■ Short problem
Where a line holds the string "connections", return that line.
** begin Source material **
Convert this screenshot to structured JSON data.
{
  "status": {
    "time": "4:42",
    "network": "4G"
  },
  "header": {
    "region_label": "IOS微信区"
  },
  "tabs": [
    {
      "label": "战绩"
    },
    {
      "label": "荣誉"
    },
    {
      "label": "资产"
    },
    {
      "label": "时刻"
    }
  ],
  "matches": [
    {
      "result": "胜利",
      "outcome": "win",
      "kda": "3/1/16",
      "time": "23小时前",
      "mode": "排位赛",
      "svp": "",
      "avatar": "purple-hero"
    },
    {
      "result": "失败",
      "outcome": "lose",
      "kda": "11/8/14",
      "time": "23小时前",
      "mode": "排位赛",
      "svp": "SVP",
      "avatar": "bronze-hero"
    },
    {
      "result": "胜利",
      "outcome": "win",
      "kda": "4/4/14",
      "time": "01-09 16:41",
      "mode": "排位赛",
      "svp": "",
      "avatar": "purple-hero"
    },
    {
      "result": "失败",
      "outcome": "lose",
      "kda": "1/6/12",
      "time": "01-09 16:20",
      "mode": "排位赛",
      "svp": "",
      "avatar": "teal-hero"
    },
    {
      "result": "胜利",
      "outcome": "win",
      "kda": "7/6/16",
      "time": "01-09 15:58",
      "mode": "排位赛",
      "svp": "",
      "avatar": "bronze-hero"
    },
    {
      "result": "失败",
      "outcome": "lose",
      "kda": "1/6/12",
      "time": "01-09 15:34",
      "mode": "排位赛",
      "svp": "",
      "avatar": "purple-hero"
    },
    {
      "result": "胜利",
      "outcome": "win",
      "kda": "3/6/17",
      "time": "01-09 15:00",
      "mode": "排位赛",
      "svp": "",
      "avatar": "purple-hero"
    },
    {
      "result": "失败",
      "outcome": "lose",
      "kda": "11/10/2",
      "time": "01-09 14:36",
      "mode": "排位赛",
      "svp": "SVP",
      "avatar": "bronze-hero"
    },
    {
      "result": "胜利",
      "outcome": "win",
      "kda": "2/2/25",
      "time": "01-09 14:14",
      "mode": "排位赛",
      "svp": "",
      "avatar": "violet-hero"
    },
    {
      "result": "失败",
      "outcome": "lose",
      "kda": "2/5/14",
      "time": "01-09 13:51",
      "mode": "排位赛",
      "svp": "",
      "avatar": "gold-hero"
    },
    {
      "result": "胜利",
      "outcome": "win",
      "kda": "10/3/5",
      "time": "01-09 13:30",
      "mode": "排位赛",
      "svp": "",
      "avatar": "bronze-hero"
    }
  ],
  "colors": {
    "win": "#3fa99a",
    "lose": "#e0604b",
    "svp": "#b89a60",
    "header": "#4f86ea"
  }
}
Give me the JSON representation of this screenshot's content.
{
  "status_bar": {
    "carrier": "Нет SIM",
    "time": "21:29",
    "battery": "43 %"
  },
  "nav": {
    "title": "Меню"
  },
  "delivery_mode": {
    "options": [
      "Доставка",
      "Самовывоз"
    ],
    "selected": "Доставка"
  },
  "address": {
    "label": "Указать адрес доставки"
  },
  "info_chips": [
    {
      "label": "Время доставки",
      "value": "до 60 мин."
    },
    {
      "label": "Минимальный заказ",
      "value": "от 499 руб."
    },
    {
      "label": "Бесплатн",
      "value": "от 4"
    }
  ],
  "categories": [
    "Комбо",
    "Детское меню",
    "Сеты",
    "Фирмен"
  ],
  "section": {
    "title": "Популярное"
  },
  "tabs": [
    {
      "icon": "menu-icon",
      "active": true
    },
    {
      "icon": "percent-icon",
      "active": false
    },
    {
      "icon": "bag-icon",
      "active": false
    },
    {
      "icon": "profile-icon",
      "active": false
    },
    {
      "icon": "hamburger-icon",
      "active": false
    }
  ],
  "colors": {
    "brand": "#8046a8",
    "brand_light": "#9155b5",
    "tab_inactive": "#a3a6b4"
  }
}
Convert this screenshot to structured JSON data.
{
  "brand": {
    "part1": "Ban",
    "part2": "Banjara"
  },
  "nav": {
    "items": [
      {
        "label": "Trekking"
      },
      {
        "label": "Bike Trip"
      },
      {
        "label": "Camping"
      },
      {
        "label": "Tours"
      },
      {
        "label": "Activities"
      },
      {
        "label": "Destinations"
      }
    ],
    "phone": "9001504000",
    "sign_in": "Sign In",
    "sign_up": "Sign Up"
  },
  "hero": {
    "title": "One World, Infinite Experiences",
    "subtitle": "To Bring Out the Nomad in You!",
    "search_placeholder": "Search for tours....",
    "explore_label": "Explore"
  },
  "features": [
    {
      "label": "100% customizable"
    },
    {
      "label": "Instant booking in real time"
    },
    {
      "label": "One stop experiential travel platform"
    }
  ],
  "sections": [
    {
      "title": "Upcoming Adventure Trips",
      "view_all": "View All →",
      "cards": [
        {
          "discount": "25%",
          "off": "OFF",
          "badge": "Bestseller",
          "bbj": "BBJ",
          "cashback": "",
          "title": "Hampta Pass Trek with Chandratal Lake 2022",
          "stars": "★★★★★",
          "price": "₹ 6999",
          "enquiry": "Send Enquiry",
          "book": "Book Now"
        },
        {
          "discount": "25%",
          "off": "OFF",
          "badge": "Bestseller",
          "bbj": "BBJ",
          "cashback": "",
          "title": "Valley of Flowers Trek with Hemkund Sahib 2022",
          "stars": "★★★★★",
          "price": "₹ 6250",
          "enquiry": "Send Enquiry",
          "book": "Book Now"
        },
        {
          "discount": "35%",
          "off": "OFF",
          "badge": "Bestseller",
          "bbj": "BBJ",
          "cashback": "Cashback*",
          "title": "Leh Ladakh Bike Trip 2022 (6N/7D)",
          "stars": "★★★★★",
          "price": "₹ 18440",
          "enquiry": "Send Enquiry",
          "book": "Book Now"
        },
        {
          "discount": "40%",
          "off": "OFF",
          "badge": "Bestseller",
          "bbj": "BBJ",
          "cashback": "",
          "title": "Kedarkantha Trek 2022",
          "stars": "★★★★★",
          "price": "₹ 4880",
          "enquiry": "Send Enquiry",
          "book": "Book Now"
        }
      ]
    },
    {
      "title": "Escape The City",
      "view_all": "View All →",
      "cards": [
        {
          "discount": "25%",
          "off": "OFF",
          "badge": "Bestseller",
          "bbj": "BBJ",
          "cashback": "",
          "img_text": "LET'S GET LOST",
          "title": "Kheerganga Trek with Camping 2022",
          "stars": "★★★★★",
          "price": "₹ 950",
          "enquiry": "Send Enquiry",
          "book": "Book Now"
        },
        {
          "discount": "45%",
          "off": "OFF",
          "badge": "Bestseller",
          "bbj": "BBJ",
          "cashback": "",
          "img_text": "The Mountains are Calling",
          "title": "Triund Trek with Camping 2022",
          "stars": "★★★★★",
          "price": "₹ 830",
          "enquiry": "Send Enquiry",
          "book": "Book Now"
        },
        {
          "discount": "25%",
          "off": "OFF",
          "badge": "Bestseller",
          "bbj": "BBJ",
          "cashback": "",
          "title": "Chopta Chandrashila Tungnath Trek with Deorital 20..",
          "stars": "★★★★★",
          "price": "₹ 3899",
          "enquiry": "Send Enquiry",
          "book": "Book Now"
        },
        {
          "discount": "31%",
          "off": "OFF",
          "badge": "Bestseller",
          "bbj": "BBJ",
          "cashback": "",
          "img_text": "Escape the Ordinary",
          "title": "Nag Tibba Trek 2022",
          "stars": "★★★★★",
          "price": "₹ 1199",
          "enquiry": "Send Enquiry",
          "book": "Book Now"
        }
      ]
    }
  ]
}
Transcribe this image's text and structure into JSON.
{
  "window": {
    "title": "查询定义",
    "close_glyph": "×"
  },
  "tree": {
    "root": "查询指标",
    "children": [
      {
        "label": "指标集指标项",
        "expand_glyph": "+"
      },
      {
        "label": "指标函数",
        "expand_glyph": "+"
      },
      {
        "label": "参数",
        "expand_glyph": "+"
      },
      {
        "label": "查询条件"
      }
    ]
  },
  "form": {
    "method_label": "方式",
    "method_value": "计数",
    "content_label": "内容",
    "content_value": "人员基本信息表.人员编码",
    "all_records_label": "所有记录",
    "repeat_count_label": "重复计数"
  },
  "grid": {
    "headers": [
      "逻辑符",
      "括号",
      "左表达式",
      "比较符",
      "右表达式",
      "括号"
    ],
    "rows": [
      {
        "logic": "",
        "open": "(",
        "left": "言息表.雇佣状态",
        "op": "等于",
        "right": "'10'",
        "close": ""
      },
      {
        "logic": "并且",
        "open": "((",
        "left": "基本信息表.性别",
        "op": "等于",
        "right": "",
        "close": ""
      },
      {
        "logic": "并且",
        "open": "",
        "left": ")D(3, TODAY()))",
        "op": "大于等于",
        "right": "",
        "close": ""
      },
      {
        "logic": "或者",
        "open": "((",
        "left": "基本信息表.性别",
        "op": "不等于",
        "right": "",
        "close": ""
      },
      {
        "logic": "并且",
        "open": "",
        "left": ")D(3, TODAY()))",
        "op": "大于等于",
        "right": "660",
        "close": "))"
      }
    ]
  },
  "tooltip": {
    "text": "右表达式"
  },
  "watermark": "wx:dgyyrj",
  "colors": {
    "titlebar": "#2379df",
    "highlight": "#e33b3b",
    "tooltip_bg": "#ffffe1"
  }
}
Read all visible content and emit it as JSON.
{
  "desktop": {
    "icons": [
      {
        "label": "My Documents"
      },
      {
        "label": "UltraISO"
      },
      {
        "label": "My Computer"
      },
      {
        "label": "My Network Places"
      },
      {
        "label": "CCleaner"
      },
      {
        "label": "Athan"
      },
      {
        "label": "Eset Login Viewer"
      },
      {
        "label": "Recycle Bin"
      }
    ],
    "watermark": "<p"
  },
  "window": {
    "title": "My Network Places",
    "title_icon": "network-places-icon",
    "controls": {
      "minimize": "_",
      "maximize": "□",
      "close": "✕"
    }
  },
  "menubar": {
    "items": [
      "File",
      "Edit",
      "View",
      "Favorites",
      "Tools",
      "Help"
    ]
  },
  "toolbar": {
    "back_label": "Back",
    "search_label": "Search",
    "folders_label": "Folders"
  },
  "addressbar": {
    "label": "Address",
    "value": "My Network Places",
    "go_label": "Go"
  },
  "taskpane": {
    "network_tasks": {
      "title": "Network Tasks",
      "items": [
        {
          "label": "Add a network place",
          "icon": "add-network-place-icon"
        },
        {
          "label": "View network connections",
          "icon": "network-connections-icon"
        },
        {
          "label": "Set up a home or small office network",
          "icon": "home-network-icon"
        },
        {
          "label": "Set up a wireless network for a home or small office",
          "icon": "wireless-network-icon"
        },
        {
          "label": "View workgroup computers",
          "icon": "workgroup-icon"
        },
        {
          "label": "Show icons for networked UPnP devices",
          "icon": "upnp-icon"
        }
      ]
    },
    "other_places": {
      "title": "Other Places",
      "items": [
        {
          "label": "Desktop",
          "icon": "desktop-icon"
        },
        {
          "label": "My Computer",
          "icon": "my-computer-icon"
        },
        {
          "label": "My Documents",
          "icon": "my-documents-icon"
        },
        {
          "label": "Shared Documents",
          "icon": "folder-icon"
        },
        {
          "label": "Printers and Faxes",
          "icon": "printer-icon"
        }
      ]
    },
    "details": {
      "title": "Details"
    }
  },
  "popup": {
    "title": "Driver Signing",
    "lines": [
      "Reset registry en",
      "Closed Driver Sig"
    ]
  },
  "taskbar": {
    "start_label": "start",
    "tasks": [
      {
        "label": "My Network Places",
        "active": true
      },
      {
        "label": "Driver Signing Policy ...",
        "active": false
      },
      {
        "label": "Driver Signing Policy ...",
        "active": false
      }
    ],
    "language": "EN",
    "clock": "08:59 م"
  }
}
** end Source material **
■ Result of the exercise
          "label": "View network connections",
          "icon": "network-connections-icon"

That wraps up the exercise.